> [Goals]
1: Rewrite the passage about writing from "When it came to" to "in my life.", swapping "recklessness" for "boldness".
2: In the passage about writing, what is the title of the first novel?

━━ Text provided ━━

When it came to writing, I encourage recklessness.  This comes from experience.  Writing my first novel, Angels All Over Town, I drew on my life.  It's fiction--not memoir, not autobiography--but emotionally my book was very close to what I knew to be true at the time I wrote it.  It's a story of sisters who had considered themselves inseparable, and then things come along to separate them: mainly love and loss.  They fall in love with men who don't necessarily get along; their father dies.  They grow up, and it hurts.  These facts mirrored reality in my life.

If I'd been careful, everyone would have gotten along.  Everyone would have been nice to each other.  The protagonist wouldn't have told the messy truth about her father's alcoholism.  The sisters would have been chaste instead of falling dangerously in love with Australian sailors on the Newport docks. The mother would have spouted words of wisdom instead of isolating herself at her easel with watercolors and cups of milky tea.

━━━
━━ Stored rows ━━

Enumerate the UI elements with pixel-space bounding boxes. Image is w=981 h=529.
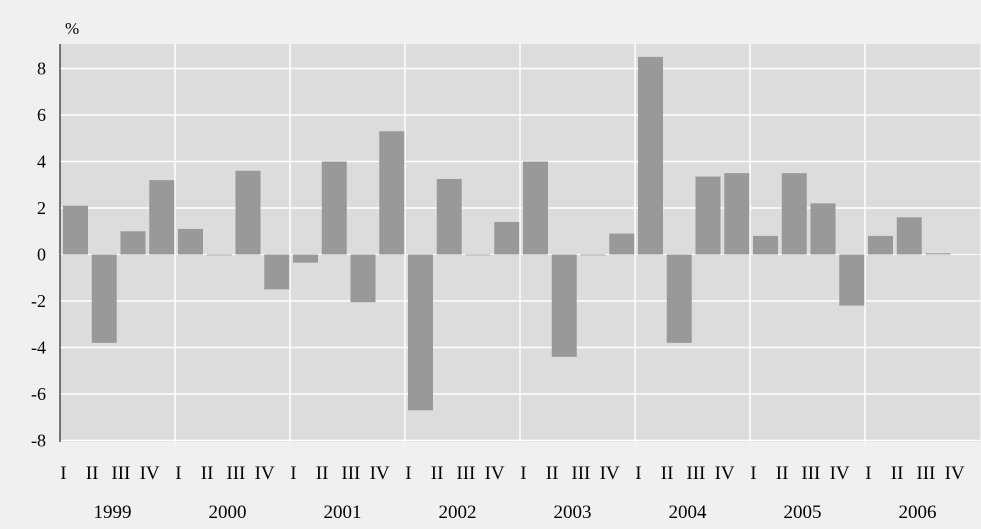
x-tick-label-quarter: I — [290, 463, 296, 484]
bar — [494, 221, 520, 255]
x-tick-label-quarter: I — [865, 463, 871, 484]
bar — [781, 173, 807, 255]
bar — [235, 170, 261, 255]
x-tick-label-quarter: I — [520, 463, 526, 484]
x-tick-label-quarter: I — [405, 463, 411, 484]
x-tick-label-year: 2004 — [669, 502, 708, 523]
x-tick-label-quarter: IV — [370, 463, 390, 484]
x-tick-label-quarter: III — [456, 463, 475, 484]
y-tick-label: 6 — [37, 105, 46, 125]
bar — [551, 254, 577, 357]
bar — [379, 131, 405, 255]
bar — [638, 56, 663, 255]
x-tick-label-quarter: IV — [140, 463, 160, 484]
x-tick-label-year: 2006 — [899, 502, 937, 523]
y-tick-label: -4 — [31, 338, 46, 358]
bar — [465, 254, 491, 256]
bar — [264, 254, 290, 290]
x-tick-label-quarter: II — [891, 463, 904, 484]
x-tick-label-quarter: IV — [945, 463, 965, 484]
x-tick-label-year: 2001 — [324, 502, 362, 523]
bar — [321, 161, 347, 255]
x-tick-label-quarter: III — [916, 463, 935, 484]
x-tick-label-quarter: III — [571, 463, 590, 484]
y-tick-label: 8 — [37, 59, 46, 79]
bar — [724, 173, 750, 255]
bar — [178, 228, 203, 255]
x-tick-label-quarter: I — [750, 463, 756, 484]
x-tick-label-year: 1999 — [94, 502, 132, 523]
x-tick-label-quarter: III — [341, 463, 360, 484]
gridlines — [60, 44, 980, 442]
bar — [753, 235, 778, 255]
y-tick-label: 4 — [37, 152, 46, 172]
bar — [206, 254, 232, 256]
y-tick-label: -6 — [31, 384, 46, 404]
bars — [63, 56, 951, 411]
x-tick-label-quarter: IV — [600, 463, 620, 484]
x-tick-label-year: 2002 — [439, 502, 477, 523]
bar — [666, 254, 692, 343]
x-tick-label-year: 2000 — [209, 502, 247, 523]
bar — [350, 254, 376, 303]
bar — [868, 235, 893, 255]
bar — [120, 231, 146, 255]
y-axis-unit-label: % — [65, 19, 79, 38]
x-tick-label-quarter: II — [86, 463, 99, 484]
bar — [839, 254, 865, 306]
bar — [408, 254, 433, 411]
x-tick-label-quarter: III — [111, 463, 130, 484]
x-tick-label-quarter: IV — [255, 463, 275, 484]
x-tick-label-quarter: III — [226, 463, 245, 484]
x-tick-label-year: 2005 — [784, 502, 822, 523]
y-tick-label: 2 — [37, 198, 46, 218]
x-tick-label-quarter: IV — [715, 463, 735, 484]
x-tick-label-quarter: IV — [485, 463, 505, 484]
bar — [695, 176, 721, 255]
x-tick-label-quarter: I — [60, 463, 66, 484]
bar — [293, 254, 318, 263]
y-tick-label: 0 — [37, 245, 46, 265]
bar — [896, 217, 922, 255]
bar — [63, 205, 88, 255]
bar — [580, 254, 606, 256]
x-tick-label-quarter: II — [776, 463, 789, 484]
x-tick-label-quarter: I — [635, 463, 641, 484]
x-tick-label-quarter: III — [801, 463, 820, 484]
bar — [436, 178, 462, 255]
x-tick-label-quarter: II — [316, 463, 329, 484]
x-tick-label-quarter: II — [201, 463, 214, 484]
bar — [91, 254, 117, 343]
x-tick-label-quarter: III — [686, 463, 705, 484]
y-tick-label: -8 — [31, 431, 46, 451]
x-tick-label-quarter: II — [546, 463, 559, 484]
x-tick-label-quarter: II — [431, 463, 444, 484]
bar — [609, 233, 635, 255]
bar — [149, 180, 175, 255]
x-tick-label-quarter: IV — [830, 463, 850, 484]
y-tick-label: -2 — [31, 291, 46, 311]
bar — [810, 203, 836, 255]
x-tick-label-quarter: I — [175, 463, 181, 484]
x-tick-label-quarter: II — [661, 463, 674, 484]
bar — [925, 253, 951, 255]
bar — [523, 161, 548, 255]
x-tick-label-year: 2003 — [554, 502, 592, 523]
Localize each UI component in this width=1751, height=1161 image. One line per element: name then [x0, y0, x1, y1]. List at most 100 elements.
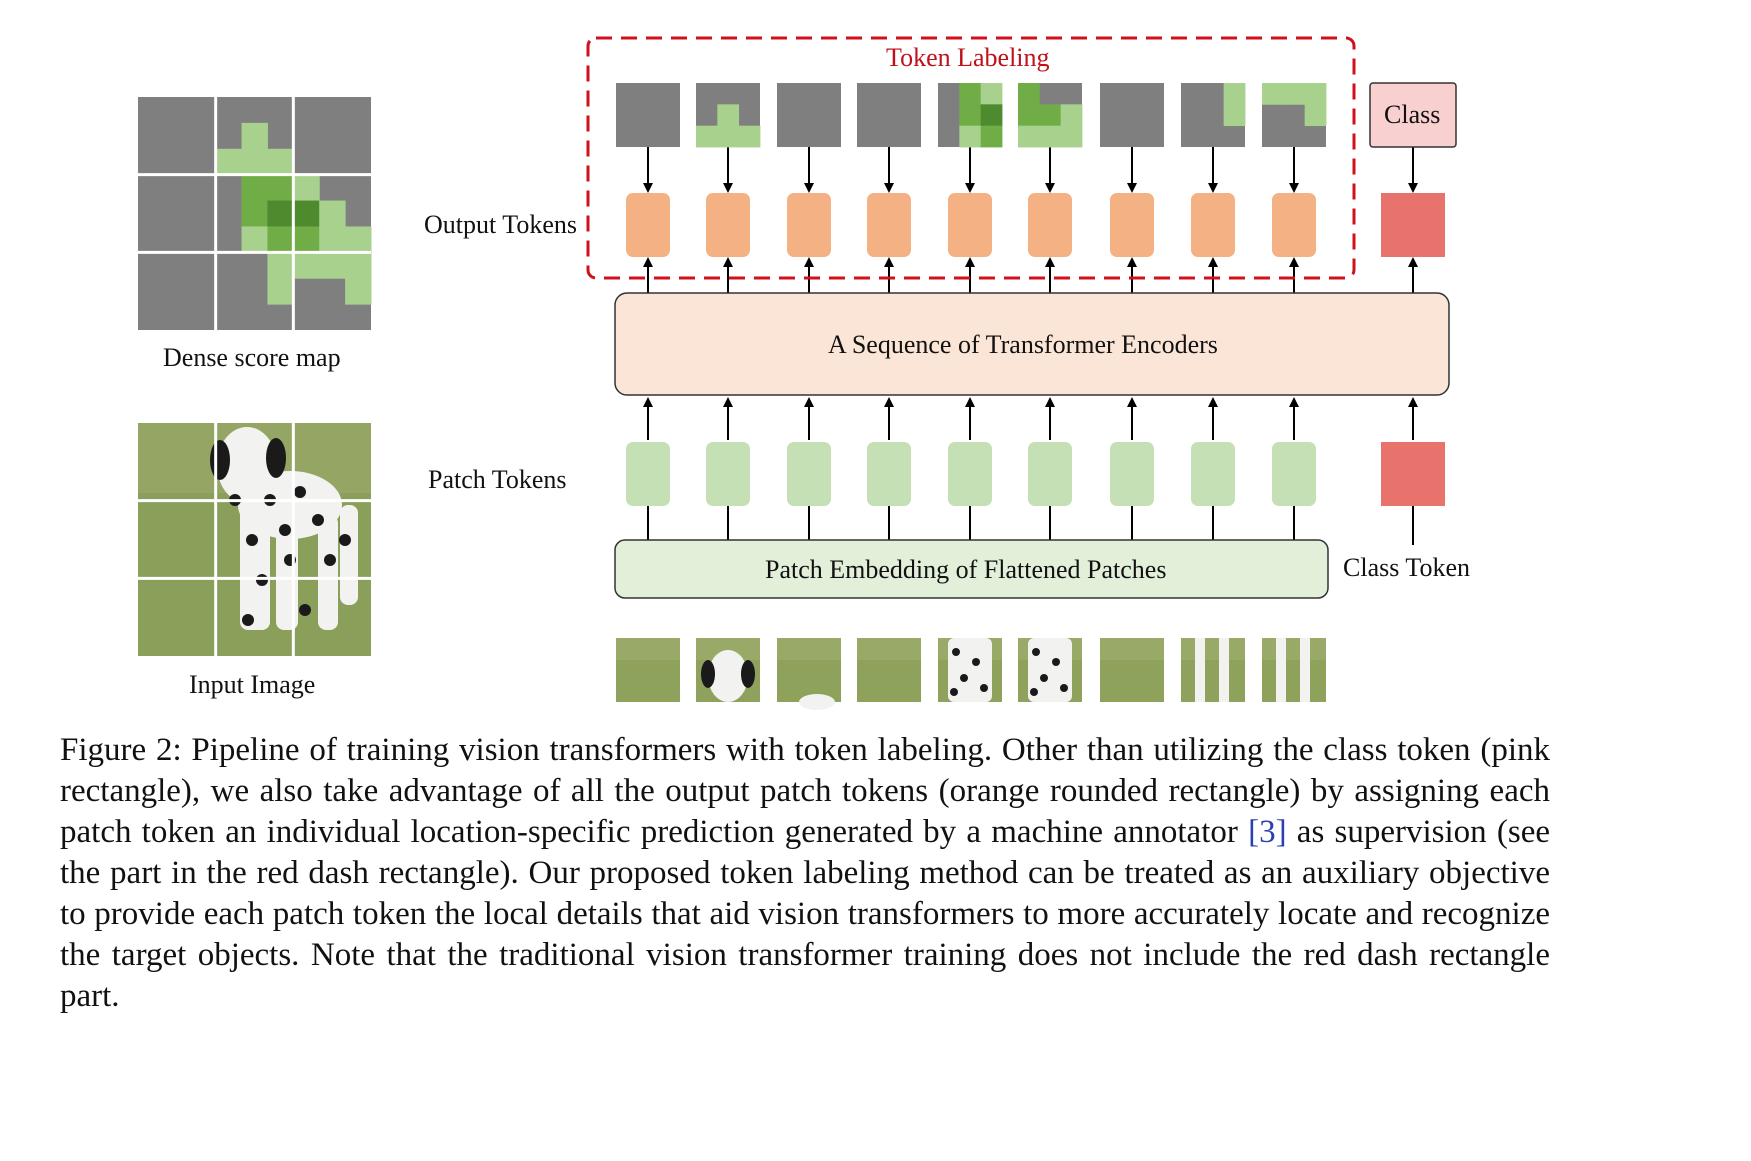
- patch-embedding-block: [614, 539, 1329, 599]
- dog-leg-patch: [1300, 638, 1310, 702]
- output-tokens-label: Output Tokens: [424, 210, 577, 239]
- input-image-label: Input Image: [189, 670, 316, 699]
- dog-leg-patch: [1276, 638, 1286, 702]
- caption-text-start: Figure 2: Pipeline of training vision tr…: [60, 732, 1550, 850]
- dog-spot-patch: [960, 674, 968, 682]
- image-patch-sky: [857, 638, 921, 660]
- score-cell: [319, 252, 346, 279]
- score-cell: [241, 174, 268, 202]
- label-patch: [1100, 83, 1164, 147]
- label-patch-cell: [1018, 125, 1040, 148]
- label-patch-cell: [1060, 125, 1083, 148]
- score-cell: [241, 200, 268, 227]
- flow-arrows: [643, 147, 1418, 545]
- patch-token: [1110, 442, 1154, 506]
- output-token: [626, 193, 670, 257]
- output-token: [1110, 193, 1154, 257]
- patch-token: [787, 442, 831, 506]
- score-cell: [241, 122, 268, 150]
- dog-spot: [299, 604, 311, 616]
- label-patch: [616, 83, 680, 147]
- score-cell: [319, 226, 346, 253]
- dog-hind-leg: [340, 505, 358, 605]
- output-tokens-row: [626, 193, 1316, 257]
- label-patch-cell: [696, 125, 718, 148]
- output-token: [1191, 193, 1235, 257]
- image-patch-sky: [777, 638, 841, 660]
- pipeline-diagram: [138, 36, 1457, 710]
- score-cell: [267, 278, 294, 305]
- dense-score-map-label: Dense score map: [163, 343, 341, 372]
- pipeline-figure: Token Labeling Class Output Tokens A Seq…: [138, 36, 1470, 710]
- token-labeling-label: Token Labeling: [886, 43, 1050, 72]
- patch-token: [626, 442, 670, 506]
- patch-token: [1191, 442, 1235, 506]
- label-patch-cell: [980, 104, 1003, 127]
- label-patch-cell: [980, 83, 1003, 105]
- label-patch-cell: [738, 125, 761, 148]
- patch-token: [1272, 442, 1316, 506]
- class-output-token: [1381, 193, 1445, 257]
- image-patch-sky: [1100, 638, 1164, 660]
- class-box-label: Class: [1384, 100, 1441, 129]
- encoder-label: A Sequence of Transformer Encoders: [828, 330, 1218, 359]
- dog-spot-patch: [980, 684, 988, 692]
- label-patch: [857, 83, 921, 147]
- dog-head-patch: [708, 650, 748, 702]
- output-token: [948, 193, 992, 257]
- dog-spot: [256, 574, 268, 586]
- score-cell: [267, 148, 294, 176]
- dog-head: [217, 427, 277, 503]
- output-token: [867, 193, 911, 257]
- output-token: [706, 193, 750, 257]
- image-patch-sky: [696, 638, 760, 660]
- dog-ear: [266, 438, 286, 478]
- patch-tokens-label: Patch Tokens: [428, 465, 567, 494]
- label-patch-cell: [959, 104, 982, 127]
- output-token: [1028, 193, 1072, 257]
- dog-spot-patch: [950, 688, 958, 696]
- patch-token: [948, 442, 992, 506]
- dog-ear-patch: [701, 660, 715, 688]
- score-cell: [267, 174, 294, 202]
- dog-spot-patch: [1032, 648, 1040, 656]
- label-patch-cell: [1018, 83, 1040, 105]
- score-cell: [293, 200, 320, 227]
- patch-token: [1028, 442, 1072, 506]
- label-patch-cell: [1262, 83, 1284, 105]
- dog-spot-patch: [1060, 684, 1068, 692]
- dog-spot-patch: [1040, 674, 1048, 682]
- transformer-encoder-block: [614, 292, 1450, 396]
- dog-ear: [210, 440, 230, 480]
- label-patch-cell: [1018, 104, 1040, 127]
- figure-caption: Figure 2: Pipeline of training vision tr…: [60, 730, 1550, 1017]
- dog-spot: [339, 534, 351, 546]
- score-cell: [345, 252, 372, 279]
- score-cell: [293, 226, 320, 253]
- image-patch-sky: [616, 638, 680, 660]
- dog-hind-leg: [318, 515, 338, 630]
- label-patch-cell: [1039, 104, 1062, 127]
- dog-spot: [246, 534, 258, 546]
- score-cell: [267, 200, 294, 227]
- score-cell: [319, 200, 346, 227]
- score-cell: [293, 174, 320, 202]
- patch-token: [706, 442, 750, 506]
- image-patch-sky: [1262, 638, 1326, 660]
- citation-link[interactable]: [3]: [1248, 814, 1287, 850]
- class-token: [1381, 442, 1445, 506]
- image-patch-sky: [1181, 638, 1245, 660]
- score-cell: [241, 226, 268, 253]
- label-patch-cell: [1039, 125, 1062, 148]
- score-cell: [267, 226, 294, 253]
- label-patch-cell: [1283, 83, 1306, 105]
- score-cell: [345, 226, 372, 253]
- dog-spot: [324, 554, 336, 566]
- label-patch: [777, 83, 841, 147]
- score-cell: [215, 148, 243, 176]
- label-patch-cell: [717, 104, 740, 127]
- dog-spot-patch: [1030, 688, 1038, 696]
- patch-tokens-row: [626, 442, 1316, 506]
- dog-front-leg: [240, 490, 270, 630]
- label-patch-cell: [959, 83, 982, 105]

━━━

> [List of solutions]
1:
When it came to writing, I encourage boldness.  This comes from experience.  Writing my first novel, Angels All Over Town, I drew on my life.  It's fiction--not memoir, not autobiography--but emotionally my book was very close to what I knew to be true at the time I wrote it.  It's a story of sisters who had considered themselves inseparable, and then things come along to separate them: mainly love and loss.  They fall in love with men who don't necessarily get along; their father dies.  They grow up, and it hurts.  These facts mirrored reality in my life.

2: Angels All Over Town